Exercise details
Images are not part of the copy; write out the rest of the data exactly as given.

Dataset records

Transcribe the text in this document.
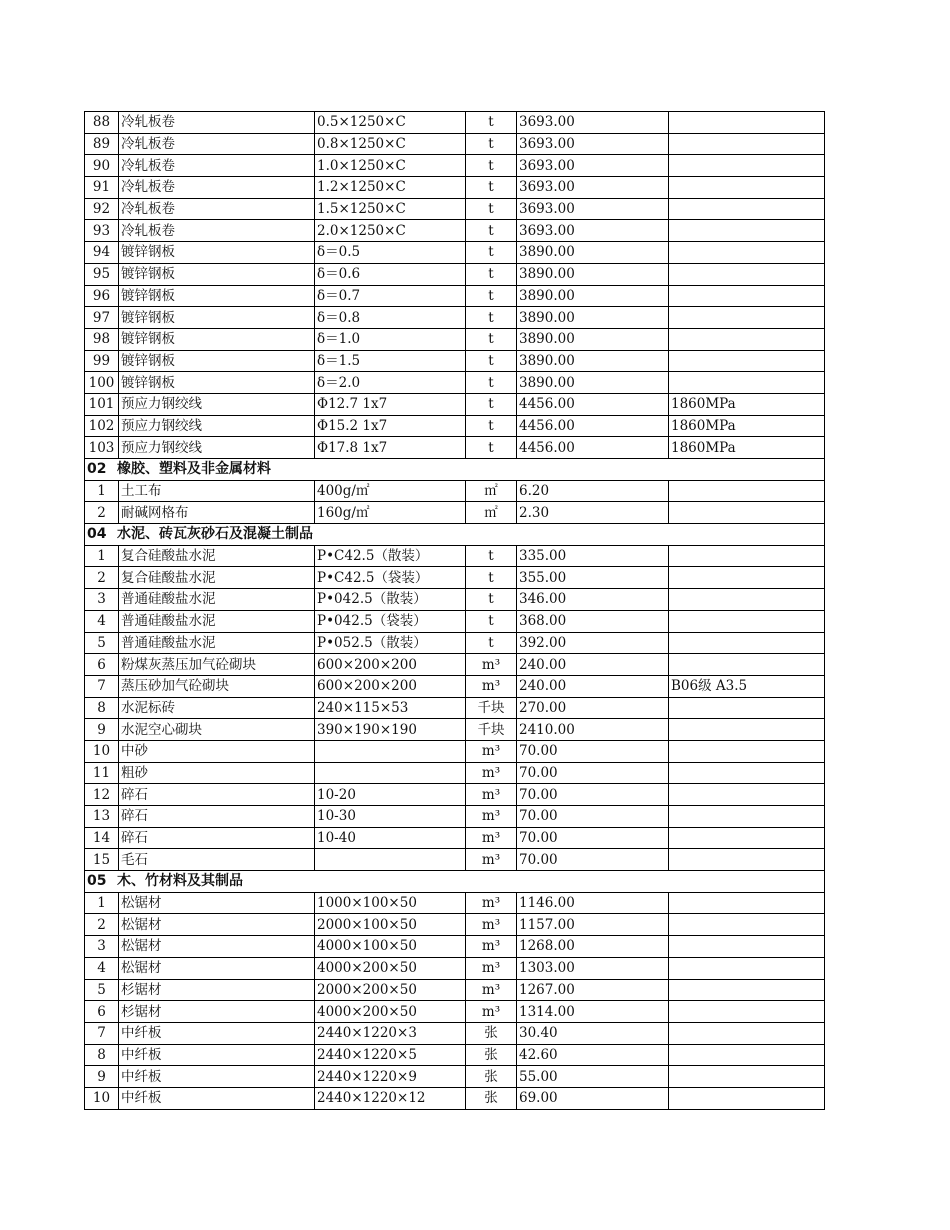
88	冷轧板卷	0.5×1250×C	t	3693.00	
89	冷轧板卷	0.8×1250×C	t	3693.00	
90	冷轧板卷	1.0×1250×C	t	3693.00	
91	冷轧板卷	1.2×1250×C	t	3693.00	
92	冷轧板卷	1.5×1250×C	t	3693.00	
93	冷轧板卷	2.0×1250×C	t	3693.00	
94	镀锌钢板	δ＝0.5	t	3890.00	
95	镀锌钢板	δ＝0.6	t	3890.00	
96	镀锌钢板	δ＝0.7	t	3890.00	
97	镀锌钢板	δ＝0.8	t	3890.00	
98	镀锌钢板	δ＝1.0	t	3890.00	
99	镀锌钢板	δ＝1.5	t	3890.00	
100	镀锌钢板	δ＝2.0	t	3890.00	
101	预应力钢绞线	Φ12.7 1x7	t	4456.00	1860MPa
102	预应力钢绞线	Φ15.2 1x7	t	4456.00	1860MPa
103	预应力钢绞线	Φ17.8 1x7	t	4456.00	1860MPa
02 橡胶、塑料及非金属材料					
1	土工布	400g/㎡	㎡	6.20	
2	耐碱网格布	160g/㎡	㎡	2.30	
04 水泥、砖瓦灰砂石及混凝土制品					
1	复合硅酸盐水泥	P•C42.5（散装）	t	335.00	
2	复合硅酸盐水泥	P•C42.5（袋装）	t	355.00	
3	普通硅酸盐水泥	P•042.5（散装）	t	346.00	
4	普通硅酸盐水泥	P•042.5（袋装）	t	368.00	
5	普通硅酸盐水泥	P•052.5（散装）	t	392.00	
6	粉煤灰蒸压加气砼砌块	600×200×200	m³	240.00	
7	蒸压砂加气砼砌块	600×200×200	m³	240.00	B06级 A3.5
8	水泥标砖	240×115×53	千块	270.00	
9	水泥空心砌块	390×190×190	千块	2410.00	
10	中砂		m³	70.00	
11	粗砂		m³	70.00	
12	碎石	10-20	m³	70.00	
13	碎石	10-30	m³	70.00	
14	碎石	10-40	m³	70.00	
15	毛石		m³	70.00	
05 木、竹材料及其制品					
1	松锯材	1000×100×50	m³	1146.00	
2	松锯材	2000×100×50	m³	1157.00	
3	松锯材	4000×100×50	m³	1268.00	
4	松锯材	4000×200×50	m³	1303.00	
5	杉锯材	2000×200×50	m³	1267.00	
6	杉锯材	4000×200×50	m³	1314.00	
7	中纤板	2440×1220×3	张	30.40	
8	中纤板	2440×1220×5	张	42.60	
9	中纤板	2440×1220×9	张	55.00	
10	中纤板	2440×1220×12	张	69.00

Answer for the task
Transcribe the text in this document.
88	冷轧板卷	0.5×1250×C	t	3693.00	
89	冷轧板卷	0.8×1250×C	t	3693.00	
90	冷轧板卷	1.0×1250×C	t	3693.00	
91	冷轧板卷	1.2×1250×C	t	3693.00	
92	冷轧板卷	1.5×1250×C	t	3693.00	
93	冷轧板卷	2.0×1250×C	t	3693.00	
94	镀锌钢板	δ＝0.5	t	3890.00	
95	镀锌钢板	δ＝0.6	t	3890.00	
96	镀锌钢板	δ＝0.7	t	3890.00	
97	镀锌钢板	δ＝0.8	t	3890.00	
98	镀锌钢板	δ＝1.0	t	3890.00	
99	镀锌钢板	δ＝1.5	t	3890.00	
100	镀锌钢板	δ＝2.0	t	3890.00	
101	预应力钢绞线	Φ12.7 1x7	t	4456.00	1860MPa
102	预应力钢绞线	Φ15.2 1x7	t	4456.00	1860MPa
103	预应力钢绞线	Φ17.8 1x7	t	4456.00	1860MPa
02 橡胶、塑料及非金属材料					
1	土工布	400g/㎡	㎡	6.20	
2	耐碱网格布	160g/㎡	㎡	2.30	
04 水泥、砖瓦灰砂石及混凝土制品					
1	复合硅酸盐水泥	P•C42.5（散装）	t	335.00	
2	复合硅酸盐水泥	P•C42.5（袋装）	t	355.00	
3	普通硅酸盐水泥	P•042.5（散装）	t	346.00	
4	普通硅酸盐水泥	P•042.5（袋装）	t	368.00	
5	普通硅酸盐水泥	P•052.5（散装）	t	392.00	
6	粉煤灰蒸压加气砼砌块	600×200×200	m³	240.00	
7	蒸压砂加气砼砌块	600×200×200	m³	240.00	B06级 A3.5
8	水泥标砖	240×115×53	千块	270.00	
9	水泥空心砌块	390×190×190	千块	2410.00	
10	中砂		m³	70.00	
11	粗砂		m³	70.00	
12	碎石	10-20	m³	70.00	
13	碎石	10-30	m³	70.00	
14	碎石	10-40	m³	70.00	
15	毛石		m³	70.00	
05 木、竹材料及其制品					
1	松锯材	1000×100×50	m³	1146.00	
2	松锯材	2000×100×50	m³	1157.00	
3	松锯材	4000×100×50	m³	1268.00	
4	松锯材	4000×200×50	m³	1303.00	
5	杉锯材	2000×200×50	m³	1267.00	
6	杉锯材	4000×200×50	m³	1314.00	
7	中纤板	2440×1220×3	张	30.40	
8	中纤板	2440×1220×5	张	42.60	
9	中纤板	2440×1220×9	张	55.00	
10	中纤板	2440×1220×12	张	69.00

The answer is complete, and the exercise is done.